# Goal of the exercise:
Rewrite the rows below, putting "pre-1975-point" wherever "before-1975-point" appears and keeping everything else the same. Leave the pictures out.

* * * * *

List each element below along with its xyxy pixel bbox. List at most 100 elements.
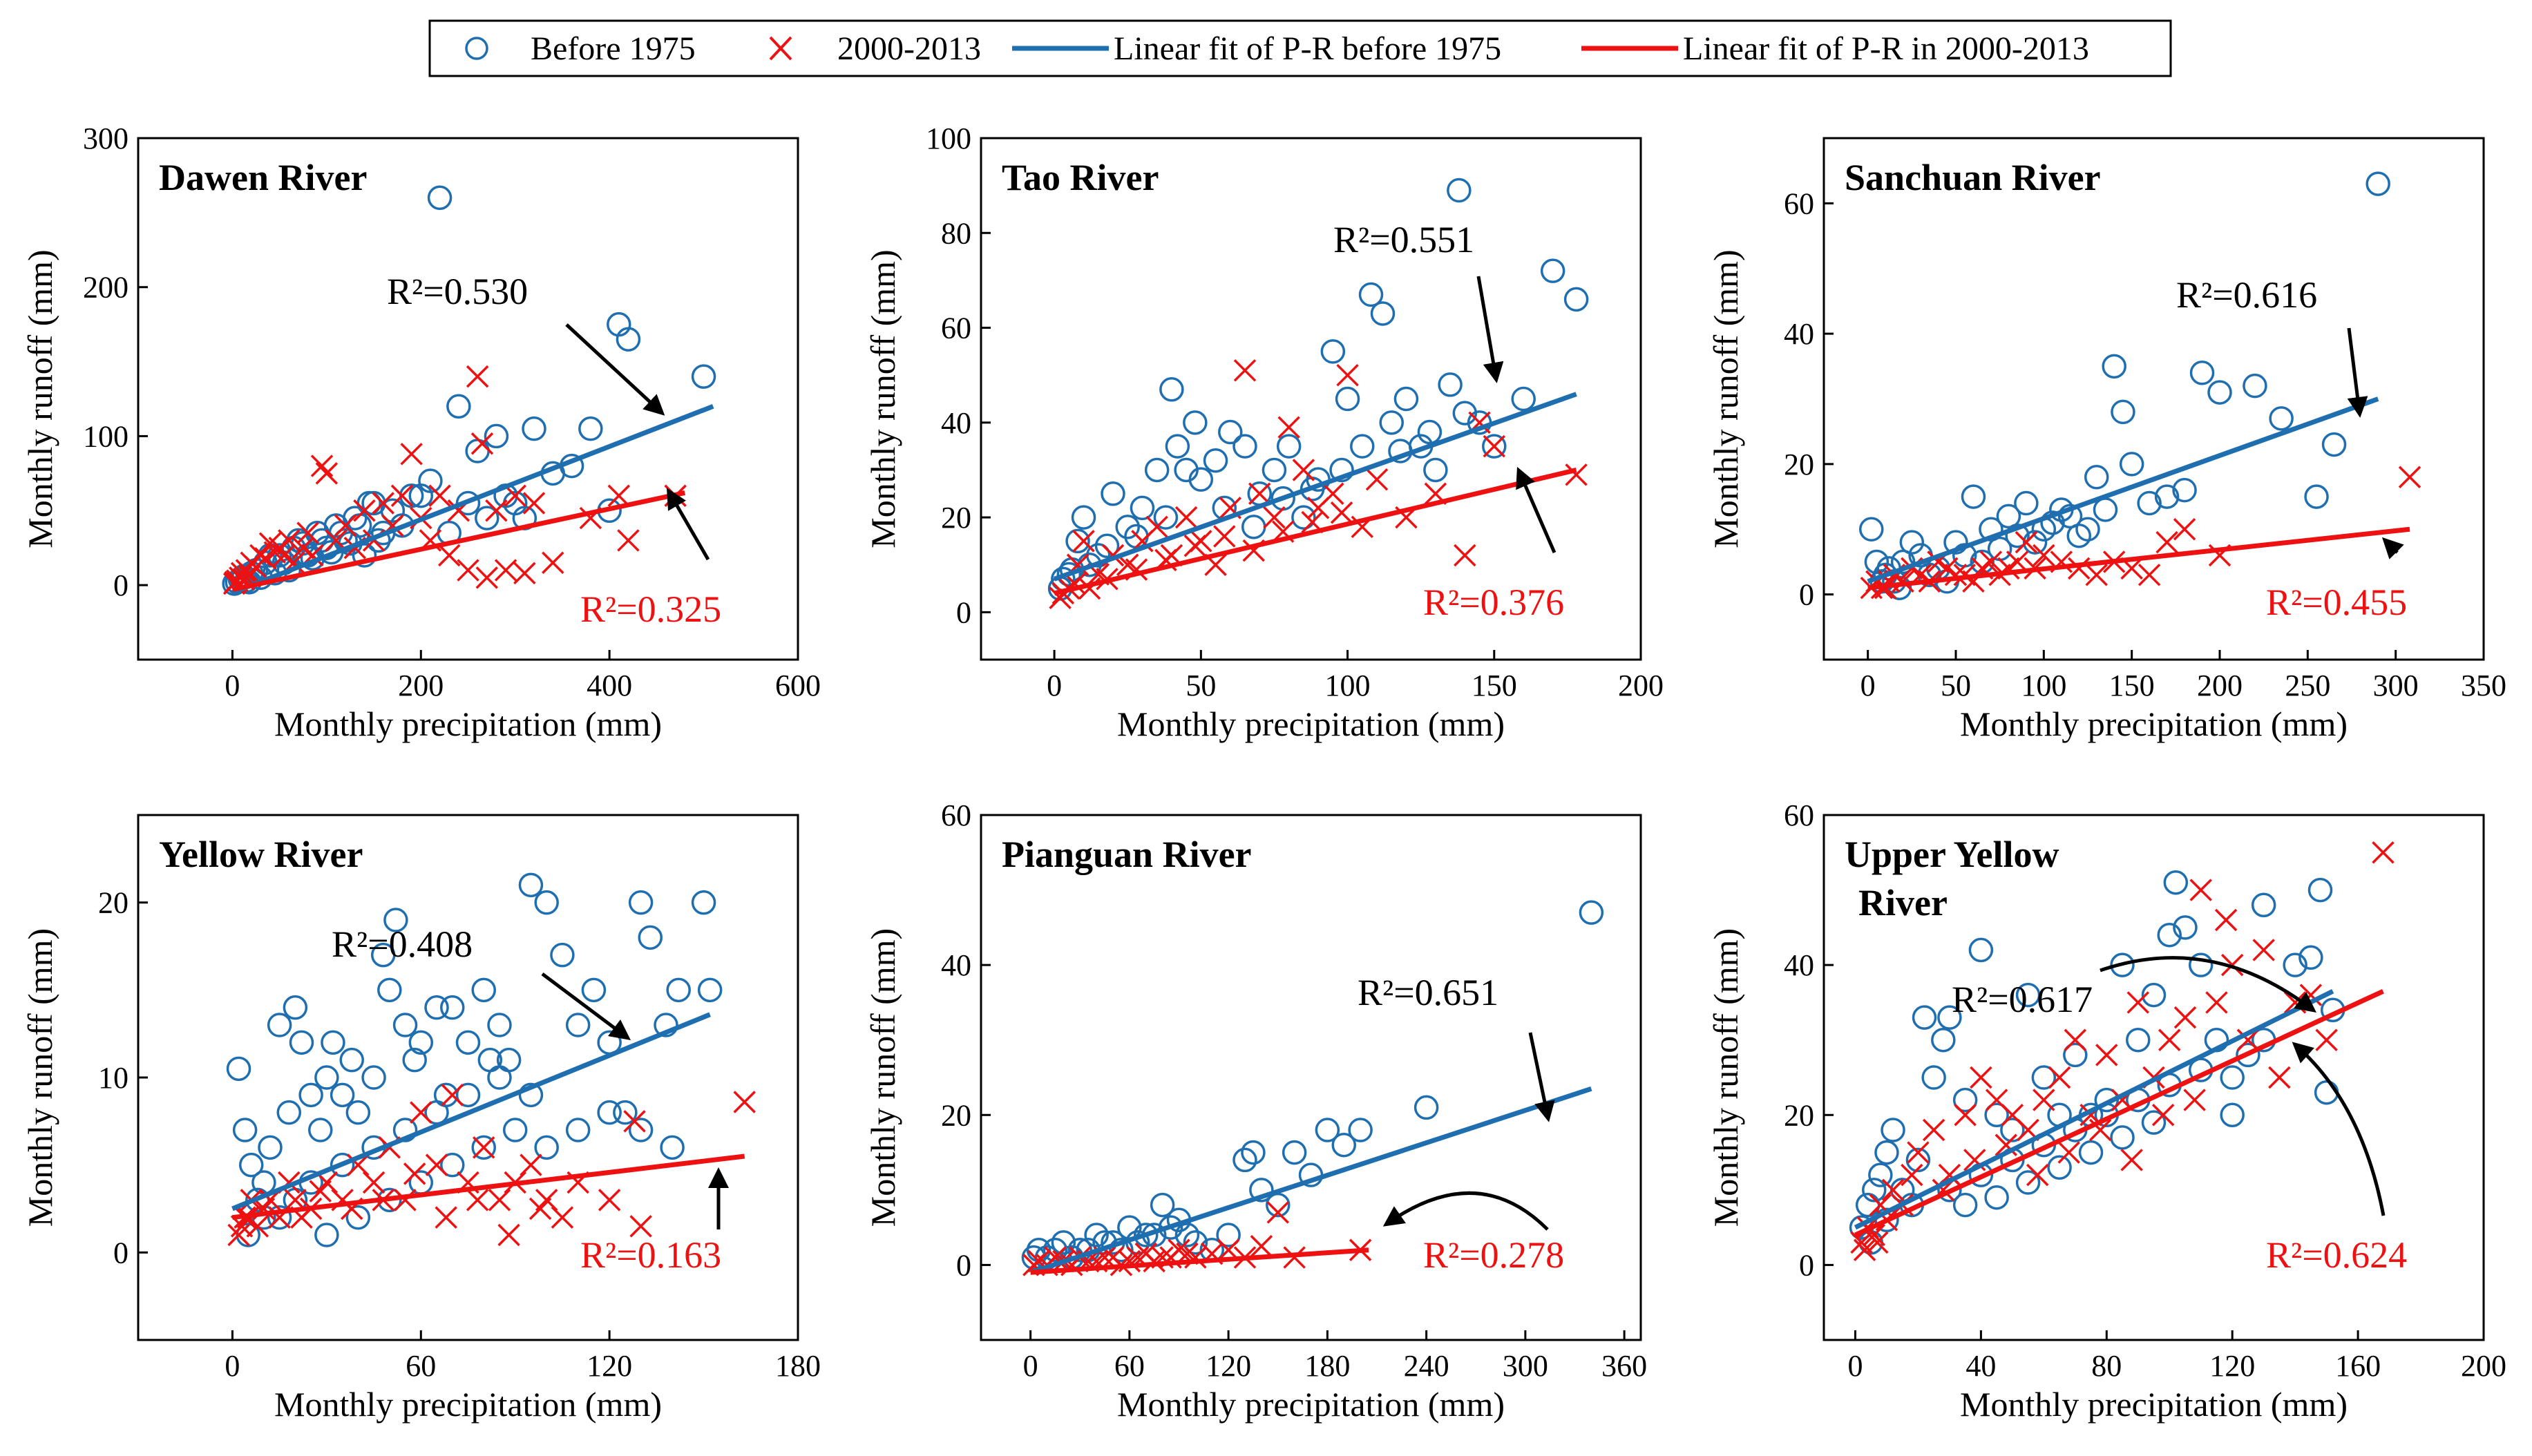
- fit-line-before-1975: [1867, 396, 2379, 584]
- before-1975-point: [1203, 448, 1228, 473]
- period-2000-2013-point: [394, 1189, 417, 1211]
- before-1975-point: [1153, 505, 1179, 530]
- before-1975-point: [1912, 1005, 1937, 1030]
- period-2000-2013-point: [309, 1180, 332, 1203]
- x-axis-label: Monthly precipitation (mm): [1960, 1385, 2348, 1424]
- before-1975-point: [1859, 517, 1884, 542]
- before-1975-point: [377, 977, 402, 1003]
- period-2000-2013-point: [629, 1215, 652, 1238]
- period-2000-2013-point: [2033, 1089, 2055, 1111]
- r2-label-before-1975: R²=0.530: [387, 271, 528, 312]
- before-1975-point: [2111, 399, 2135, 425]
- panel-yellow-river: 0 60 120 180 0 10 20 Monthly precipitation (mm)…: [21, 814, 821, 1424]
- before-1975-point: [402, 1047, 427, 1073]
- before-1975-point: [2078, 1140, 2104, 1165]
- before-1975-point: [1482, 434, 1507, 459]
- panel-title: Dawen River: [159, 157, 367, 198]
- before-1975-point: [1899, 530, 1925, 555]
- arrow-2000-2013: [666, 488, 710, 561]
- before-1975-point: [1150, 1192, 1175, 1218]
- before-1975-point: [475, 506, 499, 530]
- period-2000-2013-point: [2138, 564, 2161, 586]
- before-1975-point: [2236, 1042, 2260, 1068]
- before-1975-point: [298, 1082, 323, 1108]
- before-1975-point: [534, 890, 559, 915]
- arrow-before-1975: [2347, 327, 2368, 418]
- before-1975-point: [2093, 497, 2118, 522]
- x-tick-label: 50: [1186, 669, 1216, 702]
- x-tick-label: 400: [587, 669, 632, 702]
- before-1975-point: [2154, 484, 2180, 509]
- before-1975-point: [638, 925, 663, 950]
- before-1975-point: [502, 1118, 528, 1142]
- before-1975-point: [1358, 282, 1384, 307]
- y-axis-label: Monthly runoff (mm): [21, 928, 59, 1227]
- y-tick-label: 60: [941, 312, 971, 345]
- before-1975-point: [352, 543, 377, 568]
- period-2000-2013-point: [1901, 1163, 1923, 1187]
- before-1975-point: [1291, 505, 1316, 530]
- period-2000-2013-point: [1970, 1066, 1992, 1089]
- y-tick-label: 10: [98, 1061, 128, 1095]
- period-2000-2013-point: [1954, 1104, 1977, 1127]
- y-tick-label: 60: [1784, 798, 1814, 832]
- before-1975-point: [1579, 900, 1604, 925]
- panel-title: Yellow River: [159, 834, 363, 875]
- x-tick-label: 60: [1114, 1349, 1145, 1383]
- r2-label-before-1975: R²=0.651: [1358, 972, 1498, 1013]
- legend-cross-icon: [769, 36, 792, 61]
- before-1975-point: [1051, 1230, 1076, 1255]
- y-tick-label: 40: [941, 948, 971, 982]
- y-axis-label: Monthly runoff (mm): [864, 249, 902, 548]
- before-1975-point: [1071, 505, 1096, 530]
- before-1975-point: [518, 872, 544, 898]
- before-1975-point: [289, 1030, 314, 1055]
- before-1975-point: [2000, 1118, 2025, 1142]
- before-1975-point: [628, 890, 654, 915]
- y-tick-label: 200: [83, 271, 128, 305]
- period-2000-2013-point: [292, 536, 314, 559]
- before-1975-point: [1084, 1223, 1109, 1247]
- x-tick-label: 300: [1503, 1349, 1548, 1383]
- period-2000-2013-point: [278, 529, 301, 552]
- period-2000-2013-point: [617, 529, 640, 552]
- before-1975-point: [1868, 1162, 1893, 1187]
- period-2000-2013-point: [522, 492, 546, 515]
- before-1975-point: [2031, 1065, 2057, 1090]
- x-tick-label: 0: [1860, 669, 1876, 702]
- y-tick-label: 40: [1784, 948, 1814, 982]
- before-1975-point: [1130, 495, 1155, 521]
- before-1975-point: [1043, 1237, 1068, 1263]
- before-1975-point: [1447, 178, 1472, 203]
- before-1975-point: [1329, 457, 1354, 483]
- period-2000-2013-point: [400, 443, 423, 466]
- before-1975-point: [1094, 533, 1120, 559]
- before-1975-point: [565, 1013, 591, 1037]
- before-1975-point: [2366, 171, 2390, 196]
- before-1975-point: [1961, 484, 1986, 509]
- plot-frame: [1822, 814, 2485, 1341]
- period-2000-2013-point: [425, 1153, 448, 1176]
- period-2000-2013-point: [1850, 1231, 1873, 1254]
- y-tick-label: 0: [113, 1236, 128, 1270]
- before-1975-point: [2040, 510, 2065, 535]
- period-2000-2013-point: [2068, 557, 2091, 580]
- plot-frame: [137, 137, 799, 661]
- period-2000-2013-point: [1292, 459, 1315, 481]
- arrow-2000-2013: [1516, 466, 1557, 553]
- before-1975-point: [1021, 1245, 1047, 1270]
- before-1975-point: [1438, 372, 1463, 397]
- before-1975-point: [1144, 457, 1170, 483]
- x-tick-label: 0: [1847, 1349, 1863, 1383]
- before-1975-point: [2304, 484, 2329, 509]
- before-1975-point: [565, 1118, 591, 1142]
- before-1975-point: [345, 1205, 371, 1230]
- before-1975-point: [1379, 410, 1404, 435]
- before-1975-point: [597, 1100, 622, 1125]
- before-1975-point: [471, 977, 496, 1003]
- before-1975-point: [1241, 515, 1266, 539]
- fit-line-before-1975: [231, 1012, 711, 1211]
- before-1975-point: [2307, 877, 2333, 903]
- period-2000-2013-point: [2252, 939, 2275, 961]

* * * * *

# Exercise solution:
List each element below along with its xyxy pixel bbox. List at most 100 elements.
- fit-line-before-1975: [1867, 396, 2379, 584]
- pre-1975-point: [1203, 448, 1228, 473]
- period-2000-2013-point: [394, 1189, 417, 1211]
- pre-1975-point: [1153, 505, 1179, 530]
- pre-1975-point: [1912, 1005, 1937, 1030]
- period-2000-2013-point: [309, 1180, 332, 1203]
- x-axis-label: Monthly precipitation (mm): [1960, 1385, 2348, 1424]
- pre-1975-point: [1859, 517, 1884, 542]
- pre-1975-point: [377, 977, 402, 1003]
- period-2000-2013-point: [629, 1215, 652, 1238]
- period-2000-2013-point: [2033, 1089, 2055, 1111]
- r2-label-before-1975: R²=0.530: [387, 271, 528, 312]
- pre-1975-point: [2111, 399, 2135, 425]
- panel-yellow-river: 0 60 120 180 0 10 20 Monthly precipitation (mm)…: [21, 814, 821, 1424]
- pre-1975-point: [402, 1047, 427, 1073]
- pre-1975-point: [2078, 1140, 2104, 1165]
- pre-1975-point: [1482, 434, 1507, 459]
- panel-title: Dawen River: [159, 157, 367, 198]
- pre-1975-point: [1899, 530, 1925, 555]
- arrow-2000-2013: [666, 488, 710, 561]
- pre-1975-point: [1150, 1192, 1175, 1218]
- pre-1975-point: [475, 506, 499, 530]
- period-2000-2013-point: [2138, 564, 2161, 586]
- pre-1975-point: [2236, 1042, 2260, 1068]
- pre-1975-point: [298, 1082, 323, 1108]
- pre-1975-point: [534, 890, 559, 915]
- arrow-before-1975: [2347, 327, 2368, 418]
- pre-1975-point: [2093, 497, 2118, 522]
- x-tick-label: 50: [1186, 669, 1216, 702]
- x-tick-label: 400: [587, 669, 632, 702]
- pre-1975-point: [2154, 484, 2180, 509]
- pre-1975-point: [638, 925, 663, 950]
- pre-1975-point: [502, 1118, 528, 1142]
- pre-1975-point: [1358, 282, 1384, 307]
- y-axis-label: Monthly runoff (mm): [21, 928, 59, 1227]
- y-tick-label: 60: [941, 312, 971, 345]
- pre-1975-point: [352, 543, 377, 568]
- period-2000-2013-point: [1901, 1163, 1923, 1187]
- pre-1975-point: [1291, 505, 1316, 530]
- period-2000-2013-point: [1970, 1066, 1992, 1089]
- y-tick-label: 10: [98, 1061, 128, 1095]
- period-2000-2013-point: [1954, 1104, 1977, 1127]
- y-tick-label: 60: [1784, 798, 1814, 832]
- pre-1975-point: [1579, 900, 1604, 925]
- panel-title: Yellow River: [159, 834, 363, 875]
- x-tick-label: 60: [1114, 1349, 1145, 1383]
- r2-label-before-1975: R²=0.651: [1358, 972, 1498, 1013]
- legend-cross-icon: [769, 36, 792, 61]
- pre-1975-point: [1051, 1230, 1076, 1255]
- y-tick-label: 40: [941, 948, 971, 982]
- y-axis-label: Monthly runoff (mm): [864, 249, 902, 548]
- pre-1975-point: [1071, 505, 1096, 530]
- pre-1975-point: [518, 872, 544, 898]
- pre-1975-point: [289, 1030, 314, 1055]
- pre-1975-point: [2000, 1118, 2025, 1142]
- pre-1975-point: [628, 890, 654, 915]
- y-tick-label: 200: [83, 271, 128, 305]
- period-2000-2013-point: [292, 536, 314, 559]
- pre-1975-point: [1084, 1223, 1109, 1247]
- x-tick-label: 300: [1503, 1349, 1548, 1383]
- period-2000-2013-point: [278, 529, 301, 552]
- period-2000-2013-point: [617, 529, 640, 552]
- pre-1975-point: [1868, 1162, 1893, 1187]
- period-2000-2013-point: [522, 492, 546, 515]
- pre-1975-point: [2031, 1065, 2057, 1090]
- x-tick-label: 0: [1860, 669, 1876, 702]
- y-tick-label: 40: [1784, 948, 1814, 982]
- pre-1975-point: [1130, 495, 1155, 521]
- pre-1975-point: [1043, 1237, 1068, 1263]
- pre-1975-point: [1447, 178, 1472, 203]
- pre-1975-point: [1329, 457, 1354, 483]
- period-2000-2013-point: [400, 443, 423, 466]
- pre-1975-point: [1094, 533, 1120, 559]
- pre-1975-point: [565, 1013, 591, 1037]
- pre-1975-point: [2366, 171, 2390, 196]
- pre-1975-point: [1961, 484, 1986, 509]
- plot-frame: [1822, 814, 2485, 1341]
- period-2000-2013-point: [425, 1153, 448, 1176]
- period-2000-2013-point: [1850, 1231, 1873, 1254]
- y-tick-label: 0: [113, 1236, 128, 1270]
- pre-1975-point: [2040, 510, 2065, 535]
- period-2000-2013-point: [2068, 557, 2091, 580]
- plot-frame: [137, 137, 799, 661]
- period-2000-2013-point: [1292, 459, 1315, 481]
- arrow-2000-2013: [1516, 466, 1557, 553]
- pre-1975-point: [1021, 1245, 1047, 1270]
- pre-1975-point: [1438, 372, 1463, 397]
- pre-1975-point: [1144, 457, 1170, 483]
- x-tick-label: 0: [1847, 1349, 1863, 1383]
- pre-1975-point: [2304, 484, 2329, 509]
- pre-1975-point: [565, 1118, 591, 1142]
- pre-1975-point: [345, 1205, 371, 1230]
- pre-1975-point: [1379, 410, 1404, 435]
- pre-1975-point: [597, 1100, 622, 1125]
- pre-1975-point: [471, 977, 496, 1003]
- pre-1975-point: [1241, 515, 1266, 539]
- fit-line-before-1975: [231, 1012, 711, 1211]
- pre-1975-point: [2307, 877, 2333, 903]
- period-2000-2013-point: [2252, 939, 2275, 961]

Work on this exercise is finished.